━━━ Dataset records

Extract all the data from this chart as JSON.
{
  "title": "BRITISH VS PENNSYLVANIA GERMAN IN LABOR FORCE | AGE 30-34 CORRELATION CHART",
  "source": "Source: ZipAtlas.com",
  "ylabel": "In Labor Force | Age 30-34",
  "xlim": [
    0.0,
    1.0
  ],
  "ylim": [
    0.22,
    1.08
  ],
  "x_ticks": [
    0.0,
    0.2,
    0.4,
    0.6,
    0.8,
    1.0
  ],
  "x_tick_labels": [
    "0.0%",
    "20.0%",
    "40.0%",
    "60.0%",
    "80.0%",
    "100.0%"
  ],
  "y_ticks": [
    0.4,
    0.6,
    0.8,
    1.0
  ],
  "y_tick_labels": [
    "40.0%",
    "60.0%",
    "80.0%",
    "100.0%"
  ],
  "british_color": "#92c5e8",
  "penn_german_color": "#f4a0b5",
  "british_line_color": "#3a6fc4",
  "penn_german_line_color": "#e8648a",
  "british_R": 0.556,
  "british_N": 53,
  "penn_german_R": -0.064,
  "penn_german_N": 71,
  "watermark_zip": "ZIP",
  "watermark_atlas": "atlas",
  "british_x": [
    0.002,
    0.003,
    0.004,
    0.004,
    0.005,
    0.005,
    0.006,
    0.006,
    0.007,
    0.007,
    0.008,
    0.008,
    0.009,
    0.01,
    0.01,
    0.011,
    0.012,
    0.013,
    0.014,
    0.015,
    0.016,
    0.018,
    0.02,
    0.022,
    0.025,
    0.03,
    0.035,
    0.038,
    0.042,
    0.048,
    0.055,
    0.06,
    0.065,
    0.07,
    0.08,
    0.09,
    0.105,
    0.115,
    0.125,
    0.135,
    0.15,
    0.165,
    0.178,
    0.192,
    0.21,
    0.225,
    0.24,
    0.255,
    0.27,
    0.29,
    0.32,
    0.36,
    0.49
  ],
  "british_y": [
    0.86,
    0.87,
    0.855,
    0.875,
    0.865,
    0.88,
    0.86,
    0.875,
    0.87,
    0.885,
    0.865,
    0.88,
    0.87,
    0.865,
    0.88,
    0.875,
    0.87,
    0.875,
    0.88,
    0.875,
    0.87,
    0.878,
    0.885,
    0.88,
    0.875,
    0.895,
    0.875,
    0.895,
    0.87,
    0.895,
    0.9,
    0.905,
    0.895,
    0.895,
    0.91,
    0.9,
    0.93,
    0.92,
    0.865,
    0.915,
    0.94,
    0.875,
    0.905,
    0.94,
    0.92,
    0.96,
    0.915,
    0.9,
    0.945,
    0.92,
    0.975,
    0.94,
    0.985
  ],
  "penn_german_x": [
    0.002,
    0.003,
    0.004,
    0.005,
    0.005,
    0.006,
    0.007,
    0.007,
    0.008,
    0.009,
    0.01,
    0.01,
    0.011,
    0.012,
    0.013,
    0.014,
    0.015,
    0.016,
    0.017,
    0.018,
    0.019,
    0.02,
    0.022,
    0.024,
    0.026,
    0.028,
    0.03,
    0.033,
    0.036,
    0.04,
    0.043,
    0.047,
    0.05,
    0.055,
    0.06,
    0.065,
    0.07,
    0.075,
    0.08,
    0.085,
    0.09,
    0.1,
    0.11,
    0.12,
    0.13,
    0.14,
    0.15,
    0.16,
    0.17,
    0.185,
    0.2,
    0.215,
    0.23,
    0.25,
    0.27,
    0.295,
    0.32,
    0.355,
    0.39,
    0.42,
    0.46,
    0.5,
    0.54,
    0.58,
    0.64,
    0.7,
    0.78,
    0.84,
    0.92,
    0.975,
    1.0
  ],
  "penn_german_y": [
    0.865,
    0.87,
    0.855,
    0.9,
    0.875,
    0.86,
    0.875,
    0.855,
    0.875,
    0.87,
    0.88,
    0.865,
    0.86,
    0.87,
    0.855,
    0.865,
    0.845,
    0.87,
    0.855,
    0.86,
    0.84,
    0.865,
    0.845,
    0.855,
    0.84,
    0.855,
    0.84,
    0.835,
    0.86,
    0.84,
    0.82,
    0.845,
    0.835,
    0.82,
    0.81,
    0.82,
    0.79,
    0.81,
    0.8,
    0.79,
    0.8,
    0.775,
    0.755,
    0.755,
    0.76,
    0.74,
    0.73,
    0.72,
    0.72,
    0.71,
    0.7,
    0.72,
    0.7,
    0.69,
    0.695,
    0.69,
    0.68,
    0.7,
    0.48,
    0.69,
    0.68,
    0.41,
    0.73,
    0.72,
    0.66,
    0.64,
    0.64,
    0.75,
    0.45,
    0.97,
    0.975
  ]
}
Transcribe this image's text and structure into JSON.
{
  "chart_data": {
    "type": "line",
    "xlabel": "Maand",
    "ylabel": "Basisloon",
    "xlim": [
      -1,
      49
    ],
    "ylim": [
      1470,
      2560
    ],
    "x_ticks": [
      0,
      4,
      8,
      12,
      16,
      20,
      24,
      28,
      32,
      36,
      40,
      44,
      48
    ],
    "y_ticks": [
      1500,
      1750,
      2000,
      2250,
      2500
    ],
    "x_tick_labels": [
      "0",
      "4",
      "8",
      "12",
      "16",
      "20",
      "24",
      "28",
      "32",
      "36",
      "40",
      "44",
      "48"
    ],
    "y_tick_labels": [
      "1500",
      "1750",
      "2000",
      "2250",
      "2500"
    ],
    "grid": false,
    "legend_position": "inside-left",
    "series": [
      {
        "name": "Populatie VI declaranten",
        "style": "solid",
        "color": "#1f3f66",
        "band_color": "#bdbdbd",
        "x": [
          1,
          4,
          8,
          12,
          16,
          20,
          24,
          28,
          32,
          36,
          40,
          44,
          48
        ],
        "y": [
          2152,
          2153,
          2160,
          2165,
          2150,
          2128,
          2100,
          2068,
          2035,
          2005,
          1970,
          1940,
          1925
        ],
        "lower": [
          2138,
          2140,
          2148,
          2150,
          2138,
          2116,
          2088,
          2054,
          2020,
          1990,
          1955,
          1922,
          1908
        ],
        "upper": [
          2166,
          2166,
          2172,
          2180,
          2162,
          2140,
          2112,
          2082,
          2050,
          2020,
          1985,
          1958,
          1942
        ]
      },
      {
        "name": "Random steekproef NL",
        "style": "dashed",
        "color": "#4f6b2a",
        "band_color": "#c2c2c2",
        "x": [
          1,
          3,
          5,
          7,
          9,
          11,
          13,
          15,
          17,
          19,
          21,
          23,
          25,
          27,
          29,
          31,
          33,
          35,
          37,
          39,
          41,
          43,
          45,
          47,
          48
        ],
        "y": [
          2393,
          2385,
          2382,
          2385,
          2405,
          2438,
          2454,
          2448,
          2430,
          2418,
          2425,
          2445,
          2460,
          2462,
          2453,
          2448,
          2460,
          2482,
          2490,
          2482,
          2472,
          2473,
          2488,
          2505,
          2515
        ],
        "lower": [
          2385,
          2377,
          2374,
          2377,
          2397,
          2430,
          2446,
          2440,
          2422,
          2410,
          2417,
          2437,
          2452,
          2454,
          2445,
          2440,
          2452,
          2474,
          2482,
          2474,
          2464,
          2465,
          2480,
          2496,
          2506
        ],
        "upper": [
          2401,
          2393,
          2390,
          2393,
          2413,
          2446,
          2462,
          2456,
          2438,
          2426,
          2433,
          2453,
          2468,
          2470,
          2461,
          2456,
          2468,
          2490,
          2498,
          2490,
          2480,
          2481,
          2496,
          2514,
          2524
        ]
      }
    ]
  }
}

━━━━━━

Return every entry exactly as given.

Written response:
Extract all the data from this chart as JSON.
{
  "title": "BRITISH VS PENNSYLVANIA GERMAN IN LABOR FORCE | AGE 30-34 CORRELATION CHART",
  "source": "Source: ZipAtlas.com",
  "ylabel": "In Labor Force | Age 30-34",
  "xlim": [
    0.0,
    1.0
  ],
  "ylim": [
    0.22,
    1.08
  ],
  "x_ticks": [
    0.0,
    0.2,
    0.4,
    0.6,
    0.8,
    1.0
  ],
  "x_tick_labels": [
    "0.0%",
    "20.0%",
    "40.0%",
    "60.0%",
    "80.0%",
    "100.0%"
  ],
  "y_ticks": [
    0.4,
    0.6,
    0.8,
    1.0
  ],
  "y_tick_labels": [
    "40.0%",
    "60.0%",
    "80.0%",
    "100.0%"
  ],
  "british_color": "#92c5e8",
  "penn_german_color": "#f4a0b5",
  "british_line_color": "#3a6fc4",
  "penn_german_line_color": "#e8648a",
  "british_R": 0.556,
  "british_N": 53,
  "penn_german_R": -0.064,
  "penn_german_N": 71,
  "watermark_zip": "ZIP",
  "watermark_atlas": "atlas",
  "british_x": [
    0.002,
    0.003,
    0.004,
    0.004,
    0.005,
    0.005,
    0.006,
    0.006,
    0.007,
    0.007,
    0.008,
    0.008,
    0.009,
    0.01,
    0.01,
    0.011,
    0.012,
    0.013,
    0.014,
    0.015,
    0.016,
    0.018,
    0.02,
    0.022,
    0.025,
    0.03,
    0.035,
    0.038,
    0.042,
    0.048,
    0.055,
    0.06,
    0.065,
    0.07,
    0.08,
    0.09,
    0.105,
    0.115,
    0.125,
    0.135,
    0.15,
    0.165,
    0.178,
    0.192,
    0.21,
    0.225,
    0.24,
    0.255,
    0.27,
    0.29,
    0.32,
    0.36,
    0.49
  ],
  "british_y": [
    0.86,
    0.87,
    0.855,
    0.875,
    0.865,
    0.88,
    0.86,
    0.875,
    0.87,
    0.885,
    0.865,
    0.88,
    0.87,
    0.865,
    0.88,
    0.875,
    0.87,
    0.875,
    0.88,
    0.875,
    0.87,
    0.878,
    0.885,
    0.88,
    0.875,
    0.895,
    0.875,
    0.895,
    0.87,
    0.895,
    0.9,
    0.905,
    0.895,
    0.895,
    0.91,
    0.9,
    0.93,
    0.92,
    0.865,
    0.915,
    0.94,
    0.875,
    0.905,
    0.94,
    0.92,
    0.96,
    0.915,
    0.9,
    0.945,
    0.92,
    0.975,
    0.94,
    0.985
  ],
  "penn_german_x": [
    0.002,
    0.003,
    0.004,
    0.005,
    0.005,
    0.006,
    0.007,
    0.007,
    0.008,
    0.009,
    0.01,
    0.01,
    0.011,
    0.012,
    0.013,
    0.014,
    0.015,
    0.016,
    0.017,
    0.018,
    0.019,
    0.02,
    0.022,
    0.024,
    0.026,
    0.028,
    0.03,
    0.033,
    0.036,
    0.04,
    0.043,
    0.047,
    0.05,
    0.055,
    0.06,
    0.065,
    0.07,
    0.075,
    0.08,
    0.085,
    0.09,
    0.1,
    0.11,
    0.12,
    0.13,
    0.14,
    0.15,
    0.16,
    0.17,
    0.185,
    0.2,
    0.215,
    0.23,
    0.25,
    0.27,
    0.295,
    0.32,
    0.355,
    0.39,
    0.42,
    0.46,
    0.5,
    0.54,
    0.58,
    0.64,
    0.7,
    0.78,
    0.84,
    0.92,
    0.975,
    1.0
  ],
  "penn_german_y": [
    0.865,
    0.87,
    0.855,
    0.9,
    0.875,
    0.86,
    0.875,
    0.855,
    0.875,
    0.87,
    0.88,
    0.865,
    0.86,
    0.87,
    0.855,
    0.865,
    0.845,
    0.87,
    0.855,
    0.86,
    0.84,
    0.865,
    0.845,
    0.855,
    0.84,
    0.855,
    0.84,
    0.835,
    0.86,
    0.84,
    0.82,
    0.845,
    0.835,
    0.82,
    0.81,
    0.82,
    0.79,
    0.81,
    0.8,
    0.79,
    0.8,
    0.775,
    0.755,
    0.755,
    0.76,
    0.74,
    0.73,
    0.72,
    0.72,
    0.71,
    0.7,
    0.72,
    0.7,
    0.69,
    0.695,
    0.69,
    0.68,
    0.7,
    0.48,
    0.69,
    0.68,
    0.41,
    0.73,
    0.72,
    0.66,
    0.64,
    0.64,
    0.75,
    0.45,
    0.97,
    0.975
  ]
}
Transcribe this image's text and structure into JSON.
{
  "chart_data": {
    "type": "line",
    "xlabel": "Maand",
    "ylabel": "Basisloon",
    "xlim": [
      -1,
      49
    ],
    "ylim": [
      1470,
      2560
    ],
    "x_ticks": [
      0,
      4,
      8,
      12,
      16,
      20,
      24,
      28,
      32,
      36,
      40,
      44,
      48
    ],
    "y_ticks": [
      1500,
      1750,
      2000,
      2250,
      2500
    ],
    "x_tick_labels": [
      "0",
      "4",
      "8",
      "12",
      "16",
      "20",
      "24",
      "28",
      "32",
      "36",
      "40",
      "44",
      "48"
    ],
    "y_tick_labels": [
      "1500",
      "1750",
      "2000",
      "2250",
      "2500"
    ],
    "grid": false,
    "legend_position": "inside-left",
    "series": [
      {
        "name": "Populatie VI declaranten",
        "style": "solid",
        "color": "#1f3f66",
        "band_color": "#bdbdbd",
        "x": [
          1,
          4,
          8,
          12,
          16,
          20,
          24,
          28,
          32,
          36,
          40,
          44,
          48
        ],
        "y": [
          2152,
          2153,
          2160,
          2165,
          2150,
          2128,
          2100,
          2068,
          2035,
          2005,
          1970,
          1940,
          1925
        ],
        "lower": [
          2138,
          2140,
          2148,
          2150,
          2138,
          2116,
          2088,
          2054,
          2020,
          1990,
          1955,
          1922,
          1908
        ],
        "upper": [
          2166,
          2166,
          2172,
          2180,
          2162,
          2140,
          2112,
          2082,
          2050,
          2020,
          1985,
          1958,
          1942
        ]
      },
      {
        "name": "Random steekproef NL",
        "style": "dashed",
        "color": "#4f6b2a",
        "band_color": "#c2c2c2",
        "x": [
          1,
          3,
          5,
          7,
          9,
          11,
          13,
          15,
          17,
          19,
          21,
          23,
          25,
          27,
          29,
          31,
          33,
          35,
          37,
          39,
          41,
          43,
          45,
          47,
          48
        ],
        "y": [
          2393,
          2385,
          2382,
          2385,
          2405,
          2438,
          2454,
          2448,
          2430,
          2418,
          2425,
          2445,
          2460,
          2462,
          2453,
          2448,
          2460,
          2482,
          2490,
          2482,
          2472,
          2473,
          2488,
          2505,
          2515
        ],
        "lower": [
          2385,
          2377,
          2374,
          2377,
          2397,
          2430,
          2446,
          2440,
          2422,
          2410,
          2417,
          2437,
          2452,
          2454,
          2445,
          2440,
          2452,
          2474,
          2482,
          2474,
          2464,
          2465,
          2480,
          2496,
          2506
        ],
        "upper": [
          2401,
          2393,
          2390,
          2393,
          2413,
          2446,
          2462,
          2456,
          2438,
          2426,
          2433,
          2453,
          2468,
          2470,
          2461,
          2456,
          2468,
          2490,
          2498,
          2490,
          2480,
          2481,
          2496,
          2514,
          2524
        ]
      }
    ]
  }
}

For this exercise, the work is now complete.